§ Text
1. Hintergrund und Ziel der Betriebsmittelkennzeichnung

Die Betriebsmittelkennzeichnung dient dazu, technische Komponenten in Schaltplänen, Stücklisten und auf dem Objekt eindeutig zu identifizieren. In der Elektrotechnik besonders im industriellen Anlagenbau ermöglicht sie:

  • Eindeutige Zuordnung zwischen Plan, Gerät und Funktion
  • Effiziente Wartung und Fehlersuche
  • Normgerechte Dokumentation für Kunden, Behörden und CE-Kennzeichnung

Über Jahrzehnte gab es unterschiedliche Systeme in Deutschland und international, was zu Inkompatibilitäten geführt hat. Heute gilt in Deutschland und der EU die DIN EN IEC 81346-2, die ältere nationale Normen abgelöst hat.


2. Die alte Norm: DIN 40719-2 und ihre Nachfolger

2.1 Historie

  • DIN 40719-2: In Deutschland bis ca. 1995 Standard für Funktionskennzeichnung elektrischer Betriebsmittel.
  • Abgelöst durch DIN EN 61346-2 (1998), die erste internationale Anpassung.
  • Letzte Revision: DIN EN 61346-2:2009, mittlerweile ersetzt.

2.2 Kennbuchstaben (alte Logik)

In der alten DIN 40719 waren die Kennbuchstaben stark praxisorientiert. Beispiele:

Alt (DIN 40719) Typische Bedeutung Beispiel
A Baugruppen, Aggregate, SPS-E/A-Module Siemens SM 321 Digital Input
C Akku, Batterie, Puffer, USV USV, UPS
E Erzeuger Generator
F Sicherungen Leitungsschutzschalter
H Signalisierung Lampe, Summer
K Schaltrelais Hilfsrelais
M Motoren Drehstrommotor
S Schalter, Taster Hauptschalter
T Transformatoren Netztrafo
X Klemmen Reihenklemme

➡ Vorteil: Intuitiv für Praktiker, die Kennung oft selbsterklärend.

§ Aufgaben
1 > Beantworten Sie anhand des Textes zur Betriebsmittelkennzeichnung diese Fragen:
(a) Welche Norm gilt heute in Deutschland und der EU?
(b) Bis etwa wann war DIN 40719-2 in Deutschland Standard?
(c) Welche typische Bedeutung hatte der Kennbuchstabe M in der alten DIN 40719?
2 > Schreiben Sie den Text über die Betriebsmittelkennzeichnung im Anschluss an seinen letzten Satz weiter.
Für die Bearbeitung sind die Daten ohne Bedeutung.

§ Bereitgestellte Daten
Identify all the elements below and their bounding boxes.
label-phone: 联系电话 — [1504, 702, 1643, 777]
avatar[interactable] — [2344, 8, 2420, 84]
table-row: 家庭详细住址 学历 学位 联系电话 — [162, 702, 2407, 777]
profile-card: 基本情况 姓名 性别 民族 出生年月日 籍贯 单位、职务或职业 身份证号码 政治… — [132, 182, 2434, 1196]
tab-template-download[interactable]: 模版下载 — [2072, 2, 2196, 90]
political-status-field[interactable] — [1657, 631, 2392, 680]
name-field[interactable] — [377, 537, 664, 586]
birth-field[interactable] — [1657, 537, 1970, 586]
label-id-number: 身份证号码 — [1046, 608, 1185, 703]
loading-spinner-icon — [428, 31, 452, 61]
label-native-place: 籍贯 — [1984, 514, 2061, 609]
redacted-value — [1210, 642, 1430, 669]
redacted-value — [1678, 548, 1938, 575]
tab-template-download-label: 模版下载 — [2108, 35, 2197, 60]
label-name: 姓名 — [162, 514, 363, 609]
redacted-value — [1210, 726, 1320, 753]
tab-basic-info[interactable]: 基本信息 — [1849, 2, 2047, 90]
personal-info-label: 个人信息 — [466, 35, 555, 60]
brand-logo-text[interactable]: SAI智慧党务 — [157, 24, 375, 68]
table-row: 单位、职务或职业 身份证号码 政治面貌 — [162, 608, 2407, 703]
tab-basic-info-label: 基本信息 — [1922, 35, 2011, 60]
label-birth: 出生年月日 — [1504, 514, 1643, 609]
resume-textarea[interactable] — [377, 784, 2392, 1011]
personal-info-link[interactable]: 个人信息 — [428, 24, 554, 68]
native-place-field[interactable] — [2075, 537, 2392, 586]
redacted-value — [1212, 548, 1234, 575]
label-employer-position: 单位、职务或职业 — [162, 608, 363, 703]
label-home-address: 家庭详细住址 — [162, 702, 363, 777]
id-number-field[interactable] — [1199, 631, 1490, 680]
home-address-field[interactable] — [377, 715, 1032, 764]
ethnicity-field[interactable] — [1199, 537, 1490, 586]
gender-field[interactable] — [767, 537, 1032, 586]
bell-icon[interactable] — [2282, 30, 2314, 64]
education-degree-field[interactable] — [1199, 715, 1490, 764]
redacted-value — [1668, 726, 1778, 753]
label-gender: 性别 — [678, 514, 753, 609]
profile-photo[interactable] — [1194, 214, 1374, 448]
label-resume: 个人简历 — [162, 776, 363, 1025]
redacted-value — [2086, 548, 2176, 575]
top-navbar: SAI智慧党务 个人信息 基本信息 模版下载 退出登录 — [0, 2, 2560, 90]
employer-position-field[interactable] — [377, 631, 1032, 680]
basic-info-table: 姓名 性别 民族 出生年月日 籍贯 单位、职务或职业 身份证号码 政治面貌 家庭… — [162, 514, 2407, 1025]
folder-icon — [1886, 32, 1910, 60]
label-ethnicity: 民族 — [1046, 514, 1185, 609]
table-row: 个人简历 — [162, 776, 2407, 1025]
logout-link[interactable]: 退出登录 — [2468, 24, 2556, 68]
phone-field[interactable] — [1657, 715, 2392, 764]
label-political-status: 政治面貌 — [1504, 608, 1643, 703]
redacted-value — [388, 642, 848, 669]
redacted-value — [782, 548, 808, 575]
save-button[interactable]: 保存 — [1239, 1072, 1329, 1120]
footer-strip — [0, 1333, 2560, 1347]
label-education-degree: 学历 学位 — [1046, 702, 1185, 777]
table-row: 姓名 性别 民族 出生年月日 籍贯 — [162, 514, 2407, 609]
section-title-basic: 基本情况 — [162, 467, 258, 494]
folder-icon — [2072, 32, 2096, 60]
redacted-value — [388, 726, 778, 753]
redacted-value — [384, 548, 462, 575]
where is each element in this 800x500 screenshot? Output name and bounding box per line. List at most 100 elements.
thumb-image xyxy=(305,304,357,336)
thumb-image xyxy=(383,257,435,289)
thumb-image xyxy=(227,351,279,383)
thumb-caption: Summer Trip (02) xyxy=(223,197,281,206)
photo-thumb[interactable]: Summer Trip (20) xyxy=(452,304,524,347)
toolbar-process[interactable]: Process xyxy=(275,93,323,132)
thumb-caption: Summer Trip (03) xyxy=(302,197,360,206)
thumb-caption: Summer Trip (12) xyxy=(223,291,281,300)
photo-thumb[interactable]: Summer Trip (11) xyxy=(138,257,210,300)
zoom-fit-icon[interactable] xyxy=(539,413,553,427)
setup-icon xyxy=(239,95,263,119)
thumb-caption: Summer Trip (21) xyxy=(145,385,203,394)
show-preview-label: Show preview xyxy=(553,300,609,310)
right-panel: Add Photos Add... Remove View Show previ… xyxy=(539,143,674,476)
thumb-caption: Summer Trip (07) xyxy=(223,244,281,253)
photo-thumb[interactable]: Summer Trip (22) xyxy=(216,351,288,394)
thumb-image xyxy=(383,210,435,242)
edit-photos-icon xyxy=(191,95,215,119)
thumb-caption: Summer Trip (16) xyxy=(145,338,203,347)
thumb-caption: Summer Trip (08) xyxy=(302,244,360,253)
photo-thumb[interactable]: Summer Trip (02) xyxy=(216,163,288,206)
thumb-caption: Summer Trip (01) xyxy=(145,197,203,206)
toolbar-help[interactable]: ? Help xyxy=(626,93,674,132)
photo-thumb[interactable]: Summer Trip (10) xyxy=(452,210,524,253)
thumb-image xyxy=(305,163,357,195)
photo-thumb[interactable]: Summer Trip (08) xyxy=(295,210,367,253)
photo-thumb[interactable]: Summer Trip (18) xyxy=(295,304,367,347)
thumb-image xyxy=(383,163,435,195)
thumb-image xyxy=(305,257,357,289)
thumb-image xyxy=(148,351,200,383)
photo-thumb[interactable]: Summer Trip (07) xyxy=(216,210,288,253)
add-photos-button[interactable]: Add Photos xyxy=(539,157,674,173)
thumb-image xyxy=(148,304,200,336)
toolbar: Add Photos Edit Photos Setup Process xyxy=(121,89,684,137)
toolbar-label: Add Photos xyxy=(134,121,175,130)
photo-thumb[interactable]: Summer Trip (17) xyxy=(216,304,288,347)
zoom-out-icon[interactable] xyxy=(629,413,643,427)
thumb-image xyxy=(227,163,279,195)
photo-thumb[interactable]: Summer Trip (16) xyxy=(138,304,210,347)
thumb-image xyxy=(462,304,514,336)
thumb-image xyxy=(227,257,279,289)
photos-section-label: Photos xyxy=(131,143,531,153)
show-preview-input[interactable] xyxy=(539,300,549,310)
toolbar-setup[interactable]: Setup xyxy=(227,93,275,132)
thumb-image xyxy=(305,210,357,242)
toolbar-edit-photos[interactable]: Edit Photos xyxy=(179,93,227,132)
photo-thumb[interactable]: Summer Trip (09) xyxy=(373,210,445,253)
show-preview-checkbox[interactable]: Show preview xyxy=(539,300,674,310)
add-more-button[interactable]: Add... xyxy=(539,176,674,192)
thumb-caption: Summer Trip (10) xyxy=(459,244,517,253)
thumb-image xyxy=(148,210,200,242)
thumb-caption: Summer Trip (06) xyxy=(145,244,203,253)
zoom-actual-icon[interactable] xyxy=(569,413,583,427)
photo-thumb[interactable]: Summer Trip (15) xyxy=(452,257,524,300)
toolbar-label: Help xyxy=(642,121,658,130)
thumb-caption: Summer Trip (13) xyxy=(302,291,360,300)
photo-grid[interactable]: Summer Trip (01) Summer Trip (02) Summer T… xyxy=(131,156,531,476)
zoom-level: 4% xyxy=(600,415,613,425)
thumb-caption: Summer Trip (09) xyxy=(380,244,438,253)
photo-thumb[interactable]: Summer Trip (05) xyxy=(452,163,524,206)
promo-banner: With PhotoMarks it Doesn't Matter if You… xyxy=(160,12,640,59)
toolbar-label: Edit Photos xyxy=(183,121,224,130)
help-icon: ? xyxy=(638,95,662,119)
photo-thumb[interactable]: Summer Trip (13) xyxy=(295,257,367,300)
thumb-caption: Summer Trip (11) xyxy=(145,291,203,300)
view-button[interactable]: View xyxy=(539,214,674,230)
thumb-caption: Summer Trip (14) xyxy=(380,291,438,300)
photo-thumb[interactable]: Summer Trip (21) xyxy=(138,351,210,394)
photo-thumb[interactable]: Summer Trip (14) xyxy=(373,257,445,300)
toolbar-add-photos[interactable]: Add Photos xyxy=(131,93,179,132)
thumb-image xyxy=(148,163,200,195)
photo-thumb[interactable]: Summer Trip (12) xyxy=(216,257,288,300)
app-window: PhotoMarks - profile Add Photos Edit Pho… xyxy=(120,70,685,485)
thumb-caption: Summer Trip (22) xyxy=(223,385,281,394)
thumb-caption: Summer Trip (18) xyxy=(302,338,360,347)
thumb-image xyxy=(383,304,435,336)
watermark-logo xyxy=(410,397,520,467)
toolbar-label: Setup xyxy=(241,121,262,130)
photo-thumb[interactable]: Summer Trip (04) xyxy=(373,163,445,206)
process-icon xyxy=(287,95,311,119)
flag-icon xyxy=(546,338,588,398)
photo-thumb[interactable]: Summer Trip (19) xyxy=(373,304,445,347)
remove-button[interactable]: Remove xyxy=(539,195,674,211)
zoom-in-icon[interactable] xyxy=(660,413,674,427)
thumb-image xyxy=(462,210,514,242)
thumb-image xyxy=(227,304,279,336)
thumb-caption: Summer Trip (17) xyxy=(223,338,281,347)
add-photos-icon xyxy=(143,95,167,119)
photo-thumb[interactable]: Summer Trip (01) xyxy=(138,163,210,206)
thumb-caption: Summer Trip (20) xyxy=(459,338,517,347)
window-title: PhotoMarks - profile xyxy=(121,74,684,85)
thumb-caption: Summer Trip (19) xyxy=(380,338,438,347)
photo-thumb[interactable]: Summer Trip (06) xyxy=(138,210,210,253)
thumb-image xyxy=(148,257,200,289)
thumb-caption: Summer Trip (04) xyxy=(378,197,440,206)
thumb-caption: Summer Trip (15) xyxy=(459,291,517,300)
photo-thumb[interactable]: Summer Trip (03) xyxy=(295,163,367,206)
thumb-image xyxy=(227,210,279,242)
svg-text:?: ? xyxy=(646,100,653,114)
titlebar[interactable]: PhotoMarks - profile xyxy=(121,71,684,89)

§ Erwartete Lösungen
1 >
(a) Die DIN EN IEC 81346-2.
(b) Bis ca. 1995.
(c) Motoren.

2 >
➡ Nachteil: Unterschiedliche Systeme in verschiedenen Ländern, Überschneidungen, fehlende Einheitlichkeit für andere Gewerke.


3. Die neue Norm: DIN EN IEC 81346-2 2020-10

3.1 Geltung und Einführung

  • Internationale Norm: IEC 81346-2:2019
  • Europäische Übernahme: EN IEC 81346-2:2019
  • Deutsche Übernahme: DIN EN IEC 81346-2:2020-10
  • Ersetzt DIN EN 61346-2:2009 vollständig.
  • In Deutschland seit 2020 gültig.
  • In der Industrie empfohlen und in manchen Bereichen faktisch vorgeschrieben, wenn harmonisierte Normen über die Maschinenrichtlinie gefordert werden.

3.2 Zielsetzung der neuen Norm

  • Gewerkeübergreifend nutzbar (Elektrotechnik, Mechanik, Verfahrenstechnik)
  • Eindeutigkeit: Kein Buchstabe steht mehr für völlig unterschiedliche Dinge in verschiedenen Branchen.
  • Flexibilität durch Unterklassen (A1, A2, A3)
  • Internationale Kompatibilität

3.3 Beispiel: SPS

  • SPS-CPU → K (Verarbeitung von Signalen)
  • SPS-Eingangs-/Ausgangsmodul → K (sofern keine Schutzfunktion)
  • Sicherheits-SPS → F (Schutzfunktion)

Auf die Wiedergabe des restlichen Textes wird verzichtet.